Dataset items
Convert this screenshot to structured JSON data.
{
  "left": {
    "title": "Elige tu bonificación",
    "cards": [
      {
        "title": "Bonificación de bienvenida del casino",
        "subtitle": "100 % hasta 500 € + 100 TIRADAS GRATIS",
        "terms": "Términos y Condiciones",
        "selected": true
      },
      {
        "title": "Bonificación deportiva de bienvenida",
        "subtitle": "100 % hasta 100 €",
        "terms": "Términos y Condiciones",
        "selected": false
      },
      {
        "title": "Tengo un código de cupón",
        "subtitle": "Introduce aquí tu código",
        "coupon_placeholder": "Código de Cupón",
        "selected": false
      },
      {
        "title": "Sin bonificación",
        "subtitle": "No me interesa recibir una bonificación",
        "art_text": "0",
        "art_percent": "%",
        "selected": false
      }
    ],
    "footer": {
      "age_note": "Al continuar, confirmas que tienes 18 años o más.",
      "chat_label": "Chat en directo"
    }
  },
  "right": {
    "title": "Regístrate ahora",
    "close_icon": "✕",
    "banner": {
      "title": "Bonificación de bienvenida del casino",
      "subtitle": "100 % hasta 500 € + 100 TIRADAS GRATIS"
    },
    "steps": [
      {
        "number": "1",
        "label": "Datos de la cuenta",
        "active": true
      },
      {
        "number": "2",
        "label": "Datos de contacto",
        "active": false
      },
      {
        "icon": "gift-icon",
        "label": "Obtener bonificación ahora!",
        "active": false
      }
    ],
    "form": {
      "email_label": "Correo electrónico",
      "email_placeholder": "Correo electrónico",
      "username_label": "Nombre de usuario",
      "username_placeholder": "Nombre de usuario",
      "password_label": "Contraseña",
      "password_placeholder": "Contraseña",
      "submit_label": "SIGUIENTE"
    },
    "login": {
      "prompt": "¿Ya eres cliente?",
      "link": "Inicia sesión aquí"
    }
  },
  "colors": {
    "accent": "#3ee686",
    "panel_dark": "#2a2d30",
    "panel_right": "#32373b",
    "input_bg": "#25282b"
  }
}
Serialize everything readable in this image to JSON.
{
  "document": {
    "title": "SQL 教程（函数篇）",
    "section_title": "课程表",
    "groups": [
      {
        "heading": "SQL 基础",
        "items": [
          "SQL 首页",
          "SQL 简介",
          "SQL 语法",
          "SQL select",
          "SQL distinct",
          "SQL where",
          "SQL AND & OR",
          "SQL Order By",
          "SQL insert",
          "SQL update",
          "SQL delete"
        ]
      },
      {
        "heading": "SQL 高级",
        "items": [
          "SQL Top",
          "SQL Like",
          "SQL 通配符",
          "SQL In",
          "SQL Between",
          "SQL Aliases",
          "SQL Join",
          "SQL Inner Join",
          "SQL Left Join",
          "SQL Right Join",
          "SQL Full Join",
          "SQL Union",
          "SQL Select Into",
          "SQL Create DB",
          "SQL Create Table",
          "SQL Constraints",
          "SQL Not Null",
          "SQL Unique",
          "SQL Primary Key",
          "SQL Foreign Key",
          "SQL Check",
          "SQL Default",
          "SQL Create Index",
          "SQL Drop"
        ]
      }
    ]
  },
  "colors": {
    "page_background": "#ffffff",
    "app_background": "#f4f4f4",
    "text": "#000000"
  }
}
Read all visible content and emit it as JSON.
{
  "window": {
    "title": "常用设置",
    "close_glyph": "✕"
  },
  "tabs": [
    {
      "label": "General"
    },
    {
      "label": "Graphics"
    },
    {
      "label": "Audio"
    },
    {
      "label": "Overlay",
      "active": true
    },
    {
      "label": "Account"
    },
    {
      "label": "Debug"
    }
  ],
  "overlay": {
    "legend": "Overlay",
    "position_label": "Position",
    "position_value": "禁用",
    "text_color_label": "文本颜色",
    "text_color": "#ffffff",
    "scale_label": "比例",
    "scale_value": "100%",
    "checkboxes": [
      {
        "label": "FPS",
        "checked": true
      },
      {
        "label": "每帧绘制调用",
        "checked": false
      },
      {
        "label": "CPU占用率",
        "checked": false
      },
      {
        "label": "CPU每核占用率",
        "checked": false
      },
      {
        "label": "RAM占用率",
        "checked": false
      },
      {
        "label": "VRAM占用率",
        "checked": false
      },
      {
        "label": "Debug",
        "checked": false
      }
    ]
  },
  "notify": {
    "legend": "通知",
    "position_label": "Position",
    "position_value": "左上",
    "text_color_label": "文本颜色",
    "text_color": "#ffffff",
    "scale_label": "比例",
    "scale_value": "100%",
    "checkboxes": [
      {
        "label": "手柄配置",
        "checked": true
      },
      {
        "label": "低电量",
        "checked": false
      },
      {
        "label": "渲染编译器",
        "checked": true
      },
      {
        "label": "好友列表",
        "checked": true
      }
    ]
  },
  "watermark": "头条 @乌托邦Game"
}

— Aim of the task —
Pick out the lines containing the string "TIRADAS".

— Task answer —
        "subtitle": "100 % hasta 500 € + 100 TIRADAS GRATIS",
      "subtitle": "100 % hasta 500 € + 100 TIRADAS GRATIS"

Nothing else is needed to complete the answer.